[Collection entries]
-----

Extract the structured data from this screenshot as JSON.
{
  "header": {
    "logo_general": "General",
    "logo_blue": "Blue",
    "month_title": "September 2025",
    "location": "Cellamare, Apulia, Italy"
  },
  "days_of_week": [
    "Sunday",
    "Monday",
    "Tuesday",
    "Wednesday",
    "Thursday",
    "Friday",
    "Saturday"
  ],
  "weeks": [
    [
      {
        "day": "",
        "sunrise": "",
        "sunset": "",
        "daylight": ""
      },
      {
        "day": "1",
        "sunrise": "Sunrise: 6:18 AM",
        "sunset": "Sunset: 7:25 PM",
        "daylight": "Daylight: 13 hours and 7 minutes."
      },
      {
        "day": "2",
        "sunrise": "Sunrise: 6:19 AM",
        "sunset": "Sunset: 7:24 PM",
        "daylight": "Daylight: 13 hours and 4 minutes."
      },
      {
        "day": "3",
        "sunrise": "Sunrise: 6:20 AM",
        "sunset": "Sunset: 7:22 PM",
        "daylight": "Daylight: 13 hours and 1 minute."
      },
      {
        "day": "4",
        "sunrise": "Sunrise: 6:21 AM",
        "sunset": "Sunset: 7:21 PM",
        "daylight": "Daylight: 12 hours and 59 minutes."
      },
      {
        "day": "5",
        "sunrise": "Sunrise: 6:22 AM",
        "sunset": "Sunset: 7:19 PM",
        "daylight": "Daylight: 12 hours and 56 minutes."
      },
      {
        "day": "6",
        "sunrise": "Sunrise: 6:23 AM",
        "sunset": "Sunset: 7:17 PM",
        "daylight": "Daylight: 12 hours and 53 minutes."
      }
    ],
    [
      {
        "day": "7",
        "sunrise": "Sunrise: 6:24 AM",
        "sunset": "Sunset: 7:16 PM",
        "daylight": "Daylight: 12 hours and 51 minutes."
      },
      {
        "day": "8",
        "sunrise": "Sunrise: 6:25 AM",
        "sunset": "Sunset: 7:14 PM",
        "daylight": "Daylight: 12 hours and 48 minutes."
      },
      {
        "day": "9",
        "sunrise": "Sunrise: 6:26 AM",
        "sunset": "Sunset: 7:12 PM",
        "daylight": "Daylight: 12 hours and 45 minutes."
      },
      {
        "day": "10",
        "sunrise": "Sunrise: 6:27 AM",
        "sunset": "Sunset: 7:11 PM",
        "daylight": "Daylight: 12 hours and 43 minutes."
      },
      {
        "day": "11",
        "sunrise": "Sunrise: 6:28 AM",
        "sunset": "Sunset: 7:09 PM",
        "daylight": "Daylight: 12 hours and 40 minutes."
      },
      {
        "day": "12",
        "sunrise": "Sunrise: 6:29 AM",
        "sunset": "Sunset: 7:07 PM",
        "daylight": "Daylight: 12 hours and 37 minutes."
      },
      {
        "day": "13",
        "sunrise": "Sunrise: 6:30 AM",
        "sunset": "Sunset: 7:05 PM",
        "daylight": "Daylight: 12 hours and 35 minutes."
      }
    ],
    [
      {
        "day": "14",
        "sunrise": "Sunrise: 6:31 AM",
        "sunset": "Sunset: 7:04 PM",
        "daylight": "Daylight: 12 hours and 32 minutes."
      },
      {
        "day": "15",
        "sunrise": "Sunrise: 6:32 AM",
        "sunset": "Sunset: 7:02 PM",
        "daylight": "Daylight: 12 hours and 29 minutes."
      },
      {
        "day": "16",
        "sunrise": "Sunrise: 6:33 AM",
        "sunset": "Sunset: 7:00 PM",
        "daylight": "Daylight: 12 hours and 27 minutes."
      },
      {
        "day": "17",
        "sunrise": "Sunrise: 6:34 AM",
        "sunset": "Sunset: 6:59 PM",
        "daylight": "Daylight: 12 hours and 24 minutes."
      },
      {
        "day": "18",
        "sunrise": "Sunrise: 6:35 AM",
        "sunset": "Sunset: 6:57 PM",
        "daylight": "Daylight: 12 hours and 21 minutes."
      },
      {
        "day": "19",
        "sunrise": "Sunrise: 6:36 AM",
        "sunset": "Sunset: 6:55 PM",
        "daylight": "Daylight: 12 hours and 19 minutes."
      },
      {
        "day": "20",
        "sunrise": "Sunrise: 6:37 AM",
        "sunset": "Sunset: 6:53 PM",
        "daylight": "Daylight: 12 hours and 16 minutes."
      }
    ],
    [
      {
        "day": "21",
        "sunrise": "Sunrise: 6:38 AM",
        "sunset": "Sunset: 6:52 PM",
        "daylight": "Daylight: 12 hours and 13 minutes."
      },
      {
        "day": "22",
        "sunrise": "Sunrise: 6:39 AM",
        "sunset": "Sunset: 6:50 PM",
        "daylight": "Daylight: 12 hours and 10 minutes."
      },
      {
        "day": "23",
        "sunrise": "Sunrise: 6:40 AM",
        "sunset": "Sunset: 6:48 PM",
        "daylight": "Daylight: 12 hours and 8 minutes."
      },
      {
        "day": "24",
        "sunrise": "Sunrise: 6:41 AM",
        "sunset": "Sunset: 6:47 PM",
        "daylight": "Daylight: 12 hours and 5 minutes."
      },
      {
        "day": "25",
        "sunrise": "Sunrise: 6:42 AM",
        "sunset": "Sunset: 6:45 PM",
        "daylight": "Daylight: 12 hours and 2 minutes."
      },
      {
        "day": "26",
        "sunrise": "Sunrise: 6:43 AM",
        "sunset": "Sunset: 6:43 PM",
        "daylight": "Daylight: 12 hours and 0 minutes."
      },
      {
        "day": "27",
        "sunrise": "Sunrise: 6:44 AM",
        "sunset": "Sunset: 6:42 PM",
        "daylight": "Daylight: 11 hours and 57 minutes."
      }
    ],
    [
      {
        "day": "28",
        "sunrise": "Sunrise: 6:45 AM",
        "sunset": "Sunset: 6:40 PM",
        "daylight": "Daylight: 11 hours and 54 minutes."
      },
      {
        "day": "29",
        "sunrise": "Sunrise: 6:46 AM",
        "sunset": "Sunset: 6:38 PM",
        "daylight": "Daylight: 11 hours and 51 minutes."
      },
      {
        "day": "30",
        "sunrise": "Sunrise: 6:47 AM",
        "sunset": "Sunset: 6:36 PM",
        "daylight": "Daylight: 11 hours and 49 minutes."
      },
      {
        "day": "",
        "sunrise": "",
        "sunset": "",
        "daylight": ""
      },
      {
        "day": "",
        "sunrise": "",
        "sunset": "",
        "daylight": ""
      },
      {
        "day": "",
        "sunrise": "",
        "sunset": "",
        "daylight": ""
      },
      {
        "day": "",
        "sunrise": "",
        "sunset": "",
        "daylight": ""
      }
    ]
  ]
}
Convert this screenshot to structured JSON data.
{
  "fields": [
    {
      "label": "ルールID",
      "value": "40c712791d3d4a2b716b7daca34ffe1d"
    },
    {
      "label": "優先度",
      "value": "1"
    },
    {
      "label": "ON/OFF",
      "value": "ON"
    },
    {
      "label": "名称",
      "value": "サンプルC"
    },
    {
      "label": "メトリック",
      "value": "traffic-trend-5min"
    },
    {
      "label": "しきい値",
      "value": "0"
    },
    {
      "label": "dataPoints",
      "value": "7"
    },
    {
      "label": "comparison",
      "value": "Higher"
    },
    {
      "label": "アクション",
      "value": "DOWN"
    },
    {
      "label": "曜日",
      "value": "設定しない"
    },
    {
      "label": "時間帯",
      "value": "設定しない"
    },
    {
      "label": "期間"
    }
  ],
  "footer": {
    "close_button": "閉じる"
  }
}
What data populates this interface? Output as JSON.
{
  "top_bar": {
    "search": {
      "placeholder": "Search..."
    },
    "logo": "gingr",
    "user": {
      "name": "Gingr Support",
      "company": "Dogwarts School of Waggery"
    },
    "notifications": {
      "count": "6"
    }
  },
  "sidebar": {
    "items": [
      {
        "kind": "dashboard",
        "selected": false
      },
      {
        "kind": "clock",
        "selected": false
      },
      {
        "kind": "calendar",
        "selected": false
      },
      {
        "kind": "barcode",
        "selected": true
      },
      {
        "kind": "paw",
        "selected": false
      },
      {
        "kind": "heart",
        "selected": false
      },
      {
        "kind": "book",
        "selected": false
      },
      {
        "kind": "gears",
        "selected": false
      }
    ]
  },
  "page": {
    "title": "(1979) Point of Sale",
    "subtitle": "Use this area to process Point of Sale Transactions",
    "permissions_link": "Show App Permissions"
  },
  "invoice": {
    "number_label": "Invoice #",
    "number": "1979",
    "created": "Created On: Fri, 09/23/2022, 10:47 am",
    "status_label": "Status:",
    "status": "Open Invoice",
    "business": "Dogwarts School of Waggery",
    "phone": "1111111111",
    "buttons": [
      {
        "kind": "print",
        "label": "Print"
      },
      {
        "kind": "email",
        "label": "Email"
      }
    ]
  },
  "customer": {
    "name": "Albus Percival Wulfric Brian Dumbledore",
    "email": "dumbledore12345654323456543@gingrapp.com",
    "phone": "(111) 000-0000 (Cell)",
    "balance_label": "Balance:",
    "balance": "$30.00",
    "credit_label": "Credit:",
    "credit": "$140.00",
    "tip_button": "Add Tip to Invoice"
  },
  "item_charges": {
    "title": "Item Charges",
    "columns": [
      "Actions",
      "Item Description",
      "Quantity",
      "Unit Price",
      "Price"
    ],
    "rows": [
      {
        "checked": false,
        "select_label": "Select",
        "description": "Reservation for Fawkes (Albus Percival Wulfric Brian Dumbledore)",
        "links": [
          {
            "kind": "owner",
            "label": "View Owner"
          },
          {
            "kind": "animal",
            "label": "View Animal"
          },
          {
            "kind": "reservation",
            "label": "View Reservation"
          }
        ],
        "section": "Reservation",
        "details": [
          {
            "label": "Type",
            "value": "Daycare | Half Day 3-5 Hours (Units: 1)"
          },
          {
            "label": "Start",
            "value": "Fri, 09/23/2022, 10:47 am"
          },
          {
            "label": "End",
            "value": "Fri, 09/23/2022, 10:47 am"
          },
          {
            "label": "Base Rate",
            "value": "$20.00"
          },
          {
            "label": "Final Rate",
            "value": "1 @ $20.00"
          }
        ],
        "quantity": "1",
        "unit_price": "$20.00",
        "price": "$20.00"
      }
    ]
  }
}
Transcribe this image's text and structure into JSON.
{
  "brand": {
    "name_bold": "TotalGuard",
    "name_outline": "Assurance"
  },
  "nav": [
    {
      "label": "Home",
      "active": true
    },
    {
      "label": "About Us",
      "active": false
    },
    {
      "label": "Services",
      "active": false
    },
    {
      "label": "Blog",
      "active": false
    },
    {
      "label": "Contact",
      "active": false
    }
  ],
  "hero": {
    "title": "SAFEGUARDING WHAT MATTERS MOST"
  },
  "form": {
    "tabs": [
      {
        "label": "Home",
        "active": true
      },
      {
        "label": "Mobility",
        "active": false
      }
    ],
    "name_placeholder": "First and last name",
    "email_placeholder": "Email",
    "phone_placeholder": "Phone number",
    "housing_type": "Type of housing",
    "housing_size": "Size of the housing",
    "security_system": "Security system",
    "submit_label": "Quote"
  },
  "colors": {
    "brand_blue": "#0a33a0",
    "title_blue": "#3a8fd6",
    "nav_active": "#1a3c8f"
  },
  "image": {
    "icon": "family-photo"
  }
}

-----

**STATED GOAL:** Of the lines in the entries, how many include the word "Albus"? State only the number.

**EXERCISE ANSWER:** 2